→ **STATED PROBLEM**:
How many lines of the records below contain the word "jako"? Answer with the number alone.

= = =

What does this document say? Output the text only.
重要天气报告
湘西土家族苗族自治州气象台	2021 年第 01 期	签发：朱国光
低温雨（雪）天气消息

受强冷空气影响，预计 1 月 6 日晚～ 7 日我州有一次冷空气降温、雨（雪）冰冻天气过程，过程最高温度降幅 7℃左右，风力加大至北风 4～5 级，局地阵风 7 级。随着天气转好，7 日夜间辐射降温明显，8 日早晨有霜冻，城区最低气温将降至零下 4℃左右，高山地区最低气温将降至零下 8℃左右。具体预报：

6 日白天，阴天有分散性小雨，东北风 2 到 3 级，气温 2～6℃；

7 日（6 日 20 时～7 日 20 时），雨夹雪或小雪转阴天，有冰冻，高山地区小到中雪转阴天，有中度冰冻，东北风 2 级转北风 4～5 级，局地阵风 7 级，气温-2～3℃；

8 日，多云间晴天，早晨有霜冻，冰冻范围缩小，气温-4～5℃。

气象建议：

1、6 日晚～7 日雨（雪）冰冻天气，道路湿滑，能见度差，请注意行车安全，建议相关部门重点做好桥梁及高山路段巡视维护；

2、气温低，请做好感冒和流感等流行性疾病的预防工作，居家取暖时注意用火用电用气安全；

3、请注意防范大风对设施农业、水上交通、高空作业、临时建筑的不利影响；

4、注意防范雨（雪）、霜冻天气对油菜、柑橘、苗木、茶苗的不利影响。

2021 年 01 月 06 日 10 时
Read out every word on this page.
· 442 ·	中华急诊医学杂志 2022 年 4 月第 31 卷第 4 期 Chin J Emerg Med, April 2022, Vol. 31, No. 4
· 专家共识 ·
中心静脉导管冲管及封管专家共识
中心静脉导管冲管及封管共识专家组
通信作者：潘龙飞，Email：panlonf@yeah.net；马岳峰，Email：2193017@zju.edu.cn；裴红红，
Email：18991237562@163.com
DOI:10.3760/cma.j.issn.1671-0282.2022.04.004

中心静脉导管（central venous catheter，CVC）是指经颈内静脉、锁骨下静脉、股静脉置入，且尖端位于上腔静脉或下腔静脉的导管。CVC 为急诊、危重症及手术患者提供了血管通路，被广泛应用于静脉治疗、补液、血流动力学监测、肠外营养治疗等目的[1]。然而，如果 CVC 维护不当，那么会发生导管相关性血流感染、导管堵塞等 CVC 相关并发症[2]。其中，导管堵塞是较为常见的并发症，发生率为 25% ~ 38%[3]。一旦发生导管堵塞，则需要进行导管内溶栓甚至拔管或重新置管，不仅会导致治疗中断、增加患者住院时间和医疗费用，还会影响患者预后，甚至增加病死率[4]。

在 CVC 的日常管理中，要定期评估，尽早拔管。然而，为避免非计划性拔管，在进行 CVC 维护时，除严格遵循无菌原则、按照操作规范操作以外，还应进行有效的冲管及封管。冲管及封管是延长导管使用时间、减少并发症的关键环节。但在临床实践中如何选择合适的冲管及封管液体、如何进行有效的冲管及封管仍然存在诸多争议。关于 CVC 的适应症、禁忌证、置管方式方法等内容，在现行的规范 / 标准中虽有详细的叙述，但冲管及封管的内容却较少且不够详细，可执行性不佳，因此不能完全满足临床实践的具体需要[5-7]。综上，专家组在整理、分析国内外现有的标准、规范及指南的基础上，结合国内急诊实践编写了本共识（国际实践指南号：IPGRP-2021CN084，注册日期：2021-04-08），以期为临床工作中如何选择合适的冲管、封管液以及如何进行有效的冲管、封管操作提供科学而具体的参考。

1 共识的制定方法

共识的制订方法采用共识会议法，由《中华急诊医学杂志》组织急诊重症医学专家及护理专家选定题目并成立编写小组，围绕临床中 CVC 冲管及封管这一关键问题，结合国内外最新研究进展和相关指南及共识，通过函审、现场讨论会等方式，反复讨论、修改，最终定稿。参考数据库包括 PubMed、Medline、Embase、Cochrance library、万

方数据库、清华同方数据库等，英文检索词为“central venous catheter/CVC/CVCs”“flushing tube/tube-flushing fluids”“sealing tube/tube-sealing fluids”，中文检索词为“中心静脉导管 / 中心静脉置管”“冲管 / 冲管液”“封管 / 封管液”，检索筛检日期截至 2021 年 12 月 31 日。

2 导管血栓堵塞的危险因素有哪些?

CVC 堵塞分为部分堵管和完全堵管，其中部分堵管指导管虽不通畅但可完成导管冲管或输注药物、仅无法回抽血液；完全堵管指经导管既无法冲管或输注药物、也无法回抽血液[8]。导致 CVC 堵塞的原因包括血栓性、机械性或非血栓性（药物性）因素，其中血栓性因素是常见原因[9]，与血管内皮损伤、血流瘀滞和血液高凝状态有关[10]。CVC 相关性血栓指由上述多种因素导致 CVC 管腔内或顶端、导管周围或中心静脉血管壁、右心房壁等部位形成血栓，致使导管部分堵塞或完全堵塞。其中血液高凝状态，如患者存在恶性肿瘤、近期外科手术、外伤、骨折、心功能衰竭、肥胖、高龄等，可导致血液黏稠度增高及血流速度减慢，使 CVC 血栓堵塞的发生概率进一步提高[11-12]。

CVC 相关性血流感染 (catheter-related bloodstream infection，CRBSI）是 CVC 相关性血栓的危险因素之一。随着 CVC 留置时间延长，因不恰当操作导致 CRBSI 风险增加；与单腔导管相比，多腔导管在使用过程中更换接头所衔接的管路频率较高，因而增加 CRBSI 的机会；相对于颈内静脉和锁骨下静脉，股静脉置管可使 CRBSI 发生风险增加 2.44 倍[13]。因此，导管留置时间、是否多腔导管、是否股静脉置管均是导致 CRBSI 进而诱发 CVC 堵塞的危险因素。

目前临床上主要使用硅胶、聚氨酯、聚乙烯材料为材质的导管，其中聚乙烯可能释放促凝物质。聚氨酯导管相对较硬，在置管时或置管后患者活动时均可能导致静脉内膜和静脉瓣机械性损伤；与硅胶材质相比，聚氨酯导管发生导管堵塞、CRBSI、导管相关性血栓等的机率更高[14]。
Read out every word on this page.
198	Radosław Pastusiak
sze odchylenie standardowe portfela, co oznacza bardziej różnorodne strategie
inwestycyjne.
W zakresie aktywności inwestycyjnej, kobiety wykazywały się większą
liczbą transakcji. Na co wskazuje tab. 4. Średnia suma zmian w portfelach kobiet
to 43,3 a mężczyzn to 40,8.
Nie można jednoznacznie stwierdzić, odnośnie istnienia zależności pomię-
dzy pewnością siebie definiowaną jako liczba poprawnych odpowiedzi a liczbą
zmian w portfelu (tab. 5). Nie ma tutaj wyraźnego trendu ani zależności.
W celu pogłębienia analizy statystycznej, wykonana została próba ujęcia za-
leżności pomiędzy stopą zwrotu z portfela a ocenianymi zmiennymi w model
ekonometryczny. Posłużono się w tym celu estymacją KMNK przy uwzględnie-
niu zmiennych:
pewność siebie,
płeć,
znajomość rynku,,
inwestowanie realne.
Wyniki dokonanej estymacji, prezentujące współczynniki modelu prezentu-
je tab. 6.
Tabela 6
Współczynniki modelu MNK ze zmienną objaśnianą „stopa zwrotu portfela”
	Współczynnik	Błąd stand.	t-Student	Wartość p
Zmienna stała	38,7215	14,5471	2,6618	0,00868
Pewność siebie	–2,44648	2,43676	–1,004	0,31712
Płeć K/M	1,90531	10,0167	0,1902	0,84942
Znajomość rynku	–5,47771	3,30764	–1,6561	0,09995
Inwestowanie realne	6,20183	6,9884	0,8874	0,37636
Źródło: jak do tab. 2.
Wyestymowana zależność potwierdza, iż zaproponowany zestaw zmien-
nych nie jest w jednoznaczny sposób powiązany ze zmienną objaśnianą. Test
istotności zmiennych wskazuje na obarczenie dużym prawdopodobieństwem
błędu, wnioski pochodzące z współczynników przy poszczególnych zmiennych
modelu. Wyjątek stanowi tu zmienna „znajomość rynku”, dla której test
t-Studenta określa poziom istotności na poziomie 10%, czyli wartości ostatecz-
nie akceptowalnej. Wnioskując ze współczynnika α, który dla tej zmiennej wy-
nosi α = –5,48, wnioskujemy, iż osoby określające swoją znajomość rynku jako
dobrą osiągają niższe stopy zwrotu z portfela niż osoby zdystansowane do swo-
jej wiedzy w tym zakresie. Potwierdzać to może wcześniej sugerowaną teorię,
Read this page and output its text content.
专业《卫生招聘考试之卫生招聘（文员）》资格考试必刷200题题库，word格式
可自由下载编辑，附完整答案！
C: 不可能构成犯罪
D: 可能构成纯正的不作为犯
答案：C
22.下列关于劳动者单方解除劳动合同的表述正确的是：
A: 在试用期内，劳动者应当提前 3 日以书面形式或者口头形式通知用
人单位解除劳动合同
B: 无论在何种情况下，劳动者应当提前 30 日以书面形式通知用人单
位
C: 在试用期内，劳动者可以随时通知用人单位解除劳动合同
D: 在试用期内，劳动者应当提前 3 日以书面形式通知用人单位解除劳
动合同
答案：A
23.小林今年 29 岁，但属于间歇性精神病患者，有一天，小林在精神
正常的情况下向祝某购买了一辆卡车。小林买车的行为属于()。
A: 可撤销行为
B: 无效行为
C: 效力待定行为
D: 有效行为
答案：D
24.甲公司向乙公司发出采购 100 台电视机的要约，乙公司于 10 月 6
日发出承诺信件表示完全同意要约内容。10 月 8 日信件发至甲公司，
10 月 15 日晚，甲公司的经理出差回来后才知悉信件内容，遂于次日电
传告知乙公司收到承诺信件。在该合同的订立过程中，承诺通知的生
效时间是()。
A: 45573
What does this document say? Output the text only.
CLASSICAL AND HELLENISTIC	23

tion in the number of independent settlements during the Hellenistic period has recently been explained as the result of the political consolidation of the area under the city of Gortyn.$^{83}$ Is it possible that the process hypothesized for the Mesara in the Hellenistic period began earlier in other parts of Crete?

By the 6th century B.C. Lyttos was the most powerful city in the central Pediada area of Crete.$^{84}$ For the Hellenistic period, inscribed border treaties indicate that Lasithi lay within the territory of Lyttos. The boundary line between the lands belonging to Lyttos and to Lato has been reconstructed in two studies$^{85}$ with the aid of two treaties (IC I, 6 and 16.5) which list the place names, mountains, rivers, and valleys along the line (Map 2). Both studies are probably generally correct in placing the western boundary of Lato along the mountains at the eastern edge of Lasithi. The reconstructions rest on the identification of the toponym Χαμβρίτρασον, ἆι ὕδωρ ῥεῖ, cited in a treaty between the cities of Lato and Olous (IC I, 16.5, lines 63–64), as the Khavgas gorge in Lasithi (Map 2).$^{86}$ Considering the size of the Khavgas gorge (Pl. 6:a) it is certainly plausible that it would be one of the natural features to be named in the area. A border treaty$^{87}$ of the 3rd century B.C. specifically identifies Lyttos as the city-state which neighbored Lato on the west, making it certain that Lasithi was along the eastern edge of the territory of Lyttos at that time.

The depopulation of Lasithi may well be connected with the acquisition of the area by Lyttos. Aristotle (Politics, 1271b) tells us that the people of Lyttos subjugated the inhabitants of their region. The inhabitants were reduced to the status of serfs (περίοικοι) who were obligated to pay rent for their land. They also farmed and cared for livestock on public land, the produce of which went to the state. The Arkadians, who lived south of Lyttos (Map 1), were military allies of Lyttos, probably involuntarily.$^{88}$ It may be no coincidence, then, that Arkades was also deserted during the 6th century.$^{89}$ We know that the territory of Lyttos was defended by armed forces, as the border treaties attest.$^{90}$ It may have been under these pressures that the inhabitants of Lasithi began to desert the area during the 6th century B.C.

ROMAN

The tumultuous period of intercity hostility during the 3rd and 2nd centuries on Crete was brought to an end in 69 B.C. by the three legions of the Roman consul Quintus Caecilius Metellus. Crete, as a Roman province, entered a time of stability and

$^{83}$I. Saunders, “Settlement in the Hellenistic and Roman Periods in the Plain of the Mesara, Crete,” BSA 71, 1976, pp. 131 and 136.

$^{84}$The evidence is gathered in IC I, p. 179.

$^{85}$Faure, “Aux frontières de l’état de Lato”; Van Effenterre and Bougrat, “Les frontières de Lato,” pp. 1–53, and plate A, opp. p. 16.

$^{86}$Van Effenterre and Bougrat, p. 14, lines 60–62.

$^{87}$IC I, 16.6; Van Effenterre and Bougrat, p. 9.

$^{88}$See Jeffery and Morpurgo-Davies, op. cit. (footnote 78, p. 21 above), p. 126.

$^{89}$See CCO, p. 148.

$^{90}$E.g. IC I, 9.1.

= = =

→ **RESULT FOR THIS EXERCISE**:
2